→ YOUR OBJECTIVE: The entries below should be output exactly as written.

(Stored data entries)
---

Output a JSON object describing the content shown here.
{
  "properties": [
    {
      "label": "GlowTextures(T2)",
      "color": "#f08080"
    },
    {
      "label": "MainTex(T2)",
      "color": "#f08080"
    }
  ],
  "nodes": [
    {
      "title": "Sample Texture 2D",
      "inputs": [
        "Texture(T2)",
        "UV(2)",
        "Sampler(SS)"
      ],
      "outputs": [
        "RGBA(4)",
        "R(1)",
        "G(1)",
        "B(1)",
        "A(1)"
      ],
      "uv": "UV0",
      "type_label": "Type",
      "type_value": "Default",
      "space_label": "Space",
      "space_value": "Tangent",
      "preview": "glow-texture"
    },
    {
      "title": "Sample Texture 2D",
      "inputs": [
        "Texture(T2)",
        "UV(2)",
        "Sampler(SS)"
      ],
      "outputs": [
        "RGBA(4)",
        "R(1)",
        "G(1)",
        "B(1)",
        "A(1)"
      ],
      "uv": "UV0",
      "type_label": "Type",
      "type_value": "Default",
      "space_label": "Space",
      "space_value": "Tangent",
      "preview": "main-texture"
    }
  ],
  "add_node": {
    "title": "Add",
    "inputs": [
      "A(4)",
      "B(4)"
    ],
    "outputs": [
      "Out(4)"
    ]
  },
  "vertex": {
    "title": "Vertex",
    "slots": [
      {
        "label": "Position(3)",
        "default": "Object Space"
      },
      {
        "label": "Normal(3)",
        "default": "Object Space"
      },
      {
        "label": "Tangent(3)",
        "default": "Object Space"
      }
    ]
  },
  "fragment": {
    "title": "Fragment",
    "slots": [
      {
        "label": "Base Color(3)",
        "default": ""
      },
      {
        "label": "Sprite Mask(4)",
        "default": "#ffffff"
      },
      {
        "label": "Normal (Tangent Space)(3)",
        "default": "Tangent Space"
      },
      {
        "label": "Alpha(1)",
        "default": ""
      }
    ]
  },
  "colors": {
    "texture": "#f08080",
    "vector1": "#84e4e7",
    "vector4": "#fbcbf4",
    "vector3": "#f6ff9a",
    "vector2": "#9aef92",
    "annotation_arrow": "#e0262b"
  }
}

---

→ RESPONSE TO THIS EXERCISE:
Output a JSON object describing the content shown here.
{
  "properties": [
    {
      "label": "GlowTextures(T2)",
      "color": "#f08080"
    },
    {
      "label": "MainTex(T2)",
      "color": "#f08080"
    }
  ],
  "nodes": [
    {
      "title": "Sample Texture 2D",
      "inputs": [
        "Texture(T2)",
        "UV(2)",
        "Sampler(SS)"
      ],
      "outputs": [
        "RGBA(4)",
        "R(1)",
        "G(1)",
        "B(1)",
        "A(1)"
      ],
      "uv": "UV0",
      "type_label": "Type",
      "type_value": "Default",
      "space_label": "Space",
      "space_value": "Tangent",
      "preview": "glow-texture"
    },
    {
      "title": "Sample Texture 2D",
      "inputs": [
        "Texture(T2)",
        "UV(2)",
        "Sampler(SS)"
      ],
      "outputs": [
        "RGBA(4)",
        "R(1)",
        "G(1)",
        "B(1)",
        "A(1)"
      ],
      "uv": "UV0",
      "type_label": "Type",
      "type_value": "Default",
      "space_label": "Space",
      "space_value": "Tangent",
      "preview": "main-texture"
    }
  ],
  "add_node": {
    "title": "Add",
    "inputs": [
      "A(4)",
      "B(4)"
    ],
    "outputs": [
      "Out(4)"
    ]
  },
  "vertex": {
    "title": "Vertex",
    "slots": [
      {
        "label": "Position(3)",
        "default": "Object Space"
      },
      {
        "label": "Normal(3)",
        "default": "Object Space"
      },
      {
        "label": "Tangent(3)",
        "default": "Object Space"
      }
    ]
  },
  "fragment": {
    "title": "Fragment",
    "slots": [
      {
        "label": "Base Color(3)",
        "default": ""
      },
      {
        "label": "Sprite Mask(4)",
        "default": "#ffffff"
      },
      {
        "label": "Normal (Tangent Space)(3)",
        "default": "Tangent Space"
      },
      {
        "label": "Alpha(1)",
        "default": ""
      }
    ]
  },
  "colors": {
    "texture": "#f08080",
    "vector1": "#84e4e7",
    "vector4": "#fbcbf4",
    "vector3": "#f6ff9a",
    "vector2": "#9aef92",
    "annotation_arrow": "#e0262b"
  }
}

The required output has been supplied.